↓

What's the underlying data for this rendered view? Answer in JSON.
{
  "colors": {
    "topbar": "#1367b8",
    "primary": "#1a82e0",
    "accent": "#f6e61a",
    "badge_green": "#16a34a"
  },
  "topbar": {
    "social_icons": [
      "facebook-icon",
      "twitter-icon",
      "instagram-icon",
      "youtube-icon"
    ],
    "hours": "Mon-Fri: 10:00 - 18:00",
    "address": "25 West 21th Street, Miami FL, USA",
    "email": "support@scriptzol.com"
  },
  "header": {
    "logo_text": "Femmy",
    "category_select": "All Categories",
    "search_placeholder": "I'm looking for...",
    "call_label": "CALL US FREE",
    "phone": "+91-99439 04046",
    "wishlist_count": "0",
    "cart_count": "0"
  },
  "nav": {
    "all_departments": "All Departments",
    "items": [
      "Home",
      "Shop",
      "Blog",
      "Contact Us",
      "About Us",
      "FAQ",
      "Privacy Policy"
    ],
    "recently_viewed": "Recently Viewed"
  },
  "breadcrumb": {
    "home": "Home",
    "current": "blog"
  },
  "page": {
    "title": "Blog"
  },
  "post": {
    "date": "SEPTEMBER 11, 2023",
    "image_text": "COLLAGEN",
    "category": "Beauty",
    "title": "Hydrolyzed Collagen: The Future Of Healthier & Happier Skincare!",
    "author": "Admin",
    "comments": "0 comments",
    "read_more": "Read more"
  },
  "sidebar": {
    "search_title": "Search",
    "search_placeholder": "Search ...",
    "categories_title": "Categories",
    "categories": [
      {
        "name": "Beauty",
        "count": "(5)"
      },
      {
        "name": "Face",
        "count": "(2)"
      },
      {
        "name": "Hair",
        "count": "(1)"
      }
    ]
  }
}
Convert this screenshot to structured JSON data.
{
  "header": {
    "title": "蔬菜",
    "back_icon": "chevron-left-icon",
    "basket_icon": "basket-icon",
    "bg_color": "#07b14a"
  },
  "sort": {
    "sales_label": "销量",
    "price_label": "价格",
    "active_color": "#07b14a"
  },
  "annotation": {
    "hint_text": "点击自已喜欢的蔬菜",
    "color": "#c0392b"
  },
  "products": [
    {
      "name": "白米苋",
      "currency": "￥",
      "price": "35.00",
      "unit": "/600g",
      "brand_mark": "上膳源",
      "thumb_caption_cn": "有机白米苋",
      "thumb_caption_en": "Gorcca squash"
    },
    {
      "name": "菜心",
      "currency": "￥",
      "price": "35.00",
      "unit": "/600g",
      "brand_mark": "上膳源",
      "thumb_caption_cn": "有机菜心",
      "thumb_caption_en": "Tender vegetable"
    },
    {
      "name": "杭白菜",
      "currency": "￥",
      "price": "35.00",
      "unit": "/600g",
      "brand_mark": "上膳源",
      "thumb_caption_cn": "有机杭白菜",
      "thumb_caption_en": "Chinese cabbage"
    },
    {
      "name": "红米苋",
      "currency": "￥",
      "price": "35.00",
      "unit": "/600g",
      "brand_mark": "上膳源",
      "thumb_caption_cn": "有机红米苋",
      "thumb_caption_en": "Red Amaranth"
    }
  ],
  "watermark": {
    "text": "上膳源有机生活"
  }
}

↑

__Prompt__
Copy every record exactly, with nothing added or dropped.

__Problem solution__
What's the underlying data for this rendered view? Answer in JSON.
{
  "colors": {
    "topbar": "#1367b8",
    "primary": "#1a82e0",
    "accent": "#f6e61a",
    "badge_green": "#16a34a"
  },
  "topbar": {
    "social_icons": [
      "facebook-icon",
      "twitter-icon",
      "instagram-icon",
      "youtube-icon"
    ],
    "hours": "Mon-Fri: 10:00 - 18:00",
    "address": "25 West 21th Street, Miami FL, USA",
    "email": "support@scriptzol.com"
  },
  "header": {
    "logo_text": "Femmy",
    "category_select": "All Categories",
    "search_placeholder": "I'm looking for...",
    "call_label": "CALL US FREE",
    "phone": "+91-99439 04046",
    "wishlist_count": "0",
    "cart_count": "0"
  },
  "nav": {
    "all_departments": "All Departments",
    "items": [
      "Home",
      "Shop",
      "Blog",
      "Contact Us",
      "About Us",
      "FAQ",
      "Privacy Policy"
    ],
    "recently_viewed": "Recently Viewed"
  },
  "breadcrumb": {
    "home": "Home",
    "current": "blog"
  },
  "page": {
    "title": "Blog"
  },
  "post": {
    "date": "SEPTEMBER 11, 2023",
    "image_text": "COLLAGEN",
    "category": "Beauty",
    "title": "Hydrolyzed Collagen: The Future Of Healthier & Happier Skincare!",
    "author": "Admin",
    "comments": "0 comments",
    "read_more": "Read more"
  },
  "sidebar": {
    "search_title": "Search",
    "search_placeholder": "Search ...",
    "categories_title": "Categories",
    "categories": [
      {
        "name": "Beauty",
        "count": "(5)"
      },
      {
        "name": "Face",
        "count": "(2)"
      },
      {
        "name": "Hair",
        "count": "(1)"
      }
    ]
  }
}
Convert this screenshot to structured JSON data.
{
  "header": {
    "title": "蔬菜",
    "back_icon": "chevron-left-icon",
    "basket_icon": "basket-icon",
    "bg_color": "#07b14a"
  },
  "sort": {
    "sales_label": "销量",
    "price_label": "价格",
    "active_color": "#07b14a"
  },
  "annotation": {
    "hint_text": "点击自已喜欢的蔬菜",
    "color": "#c0392b"
  },
  "products": [
    {
      "name": "白米苋",
      "currency": "￥",
      "price": "35.00",
      "unit": "/600g",
      "brand_mark": "上膳源",
      "thumb_caption_cn": "有机白米苋",
      "thumb_caption_en": "Gorcca squash"
    },
    {
      "name": "菜心",
      "currency": "￥",
      "price": "35.00",
      "unit": "/600g",
      "brand_mark": "上膳源",
      "thumb_caption_cn": "有机菜心",
      "thumb_caption_en": "Tender vegetable"
    },
    {
      "name": "杭白菜",
      "currency": "￥",
      "price": "35.00",
      "unit": "/600g",
      "brand_mark": "上膳源",
      "thumb_caption_cn": "有机杭白菜",
      "thumb_caption_en": "Chinese cabbage"
    },
    {
      "name": "红米苋",
      "currency": "￥",
      "price": "35.00",
      "unit": "/600g",
      "brand_mark": "上膳源",
      "thumb_caption_cn": "有机红米苋",
      "thumb_caption_en": "Red Amaranth"
    }
  ],
  "watermark": {
    "text": "上膳源有机生活"
  }
}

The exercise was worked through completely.